(Dataset entries on figures)
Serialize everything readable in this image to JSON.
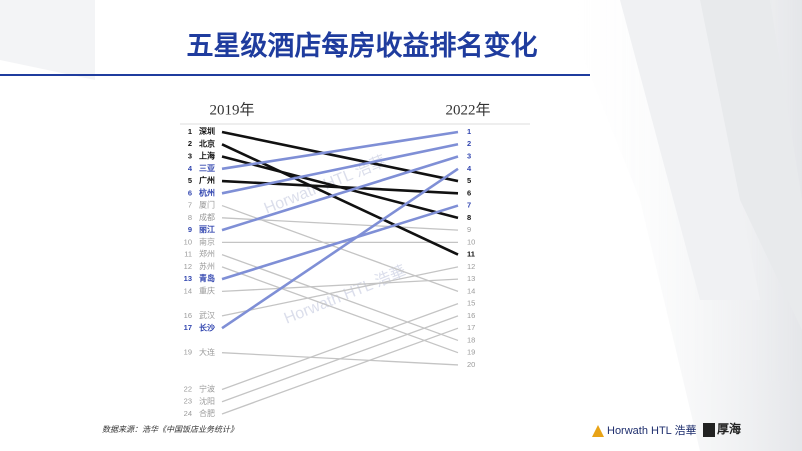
{
  "chart_data": {
    "type": "slope",
    "title": "五星级酒店每房收益排名变化",
    "left_label": "2019年",
    "right_label": "2022年",
    "ylim": [
      1,
      24
    ],
    "source": "数据来源：浩华《中国饭店业务统计》",
    "watermark": "Horwath HTL 浩華",
    "logo_left": "Horwath HTL 浩華",
    "logo_right": "厚海",
    "series": [
      {
        "name": "深圳",
        "color": "#111111",
        "values": [
          1,
          5
        ]
      },
      {
        "name": "北京",
        "color": "#111111",
        "values": [
          2,
          11
        ]
      },
      {
        "name": "上海",
        "color": "#111111",
        "values": [
          3,
          8
        ]
      },
      {
        "name": "三亚",
        "color": "#7f8fd6",
        "values": [
          4,
          1
        ]
      },
      {
        "name": "广州",
        "color": "#111111",
        "values": [
          5,
          6
        ]
      },
      {
        "name": "杭州",
        "color": "#7f8fd6",
        "values": [
          6,
          2
        ]
      },
      {
        "name": "厦门",
        "color": "#c4c4c4",
        "values": [
          7,
          14
        ]
      },
      {
        "name": "成都",
        "color": "#c4c4c4",
        "values": [
          8,
          9
        ]
      },
      {
        "name": "丽江",
        "color": "#7f8fd6",
        "values": [
          9,
          3
        ]
      },
      {
        "name": "南京",
        "color": "#c4c4c4",
        "values": [
          10,
          10
        ]
      },
      {
        "name": "郑州",
        "color": "#c4c4c4",
        "values": [
          11,
          18
        ]
      },
      {
        "name": "苏州",
        "color": "#c4c4c4",
        "values": [
          12,
          19
        ]
      },
      {
        "name": "青岛",
        "color": "#7f8fd6",
        "values": [
          13,
          7
        ]
      },
      {
        "name": "重庆",
        "color": "#c4c4c4",
        "values": [
          14,
          13
        ]
      },
      {
        "name": "武汉",
        "color": "#c4c4c4",
        "values": [
          16,
          12
        ]
      },
      {
        "name": "长沙",
        "color": "#7f8fd6",
        "values": [
          17,
          4
        ]
      },
      {
        "name": "大连",
        "color": "#c4c4c4",
        "values": [
          19,
          20
        ]
      },
      {
        "name": "宁波",
        "color": "#c4c4c4",
        "values": [
          22,
          15
        ]
      },
      {
        "name": "沈阳",
        "color": "#c4c4c4",
        "values": [
          23,
          16
        ]
      },
      {
        "name": "合肥",
        "color": "#c4c4c4",
        "values": [
          24,
          17
        ]
      }
    ]
  }
}
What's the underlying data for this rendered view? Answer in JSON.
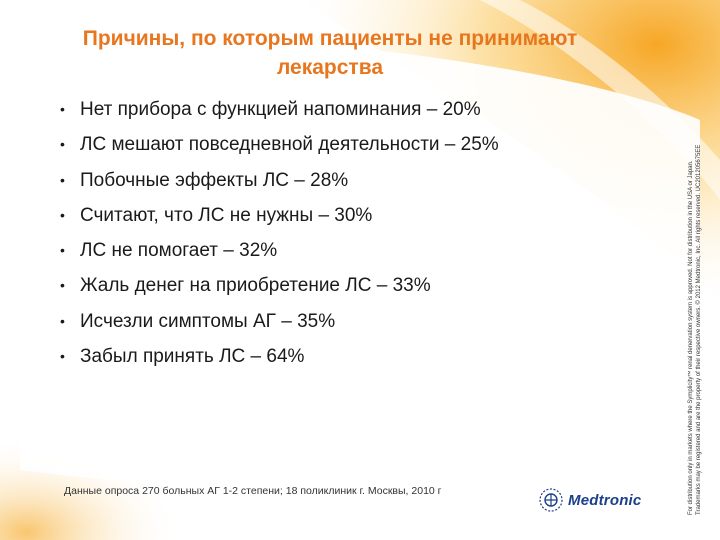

§ **TASK TO CARRY OUT**:
Look over the listing. Pull out every line with the string "JSON" in it.

§ **WRITTEN ANSWER**:
Serialize everything readable in this image to JSON.
What's the underlying data for this rendered view? Answer in JSON.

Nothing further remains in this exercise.